| SET EXERCISE |
Please write out the complete listing that follows, exactly as it reads.

| STORED ROWS |

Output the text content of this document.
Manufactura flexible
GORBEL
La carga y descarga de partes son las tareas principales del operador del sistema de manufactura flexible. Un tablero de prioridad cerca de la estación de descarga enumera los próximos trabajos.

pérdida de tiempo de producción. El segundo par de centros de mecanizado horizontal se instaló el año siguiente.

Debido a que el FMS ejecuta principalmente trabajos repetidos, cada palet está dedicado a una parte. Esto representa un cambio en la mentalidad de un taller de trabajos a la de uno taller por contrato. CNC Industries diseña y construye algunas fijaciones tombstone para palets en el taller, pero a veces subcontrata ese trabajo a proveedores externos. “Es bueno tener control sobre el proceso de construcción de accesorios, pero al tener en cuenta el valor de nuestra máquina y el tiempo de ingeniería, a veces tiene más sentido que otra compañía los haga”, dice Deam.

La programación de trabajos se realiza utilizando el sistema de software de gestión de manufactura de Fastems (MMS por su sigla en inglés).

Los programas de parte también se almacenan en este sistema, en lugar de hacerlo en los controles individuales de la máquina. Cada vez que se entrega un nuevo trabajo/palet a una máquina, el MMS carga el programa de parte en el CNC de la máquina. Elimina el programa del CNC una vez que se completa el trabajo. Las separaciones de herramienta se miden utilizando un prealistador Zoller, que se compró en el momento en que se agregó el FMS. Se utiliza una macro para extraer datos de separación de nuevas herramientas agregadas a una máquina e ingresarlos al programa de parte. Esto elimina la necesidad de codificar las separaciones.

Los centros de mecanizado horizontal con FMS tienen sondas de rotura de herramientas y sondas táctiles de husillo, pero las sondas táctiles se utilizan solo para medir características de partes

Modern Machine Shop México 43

| TASK ANSWER |
Output the text content of this document.
Manufactura flexible
GORBEL
La carga y descarga de partes son las tareas principales del operador del sistema de manufactura flexible. Un tablero de prioridad cerca de la estación de descarga enumera los próximos trabajos.

pérdida de tiempo de producción. El segundo par de centros de mecanizado horizontal se instaló el año siguiente.

Debido a que el FMS ejecuta principalmente trabajos repetidos, cada palet está dedicado a una parte. Esto representa un cambio en la mentalidad de un taller de trabajos a la de uno taller por contrato. CNC Industries diseña y construye algunas fijaciones tombstone para palets en el taller, pero a veces subcontrata ese trabajo a proveedores externos. “Es bueno tener control sobre el proceso de construcción de accesorios, pero al tener en cuenta el valor de nuestra máquina y el tiempo de ingeniería, a veces tiene más sentido que otra compañía los haga”, dice Deam.

La programación de trabajos se realiza utilizando el sistema de software de gestión de manufactura de Fastems (MMS por su sigla en inglés).

Los programas de parte también se almacenan en este sistema, en lugar de hacerlo en los controles individuales de la máquina. Cada vez que se entrega un nuevo trabajo/palet a una máquina, el MMS carga el programa de parte en el CNC de la máquina. Elimina el programa del CNC una vez que se completa el trabajo. Las separaciones de herramienta se miden utilizando un prealistador Zoller, que se compró en el momento en que se agregó el FMS. Se utiliza una macro para extraer datos de separación de nuevas herramientas agregadas a una máquina e ingresarlos al programa de parte. Esto elimina la necesidad de codificar las separaciones.

Los centros de mecanizado horizontal con FMS tienen sondas de rotura de herramientas y sondas táctiles de husillo, pero las sondas táctiles se utilizan solo para medir características de partes

Modern Machine Shop México 43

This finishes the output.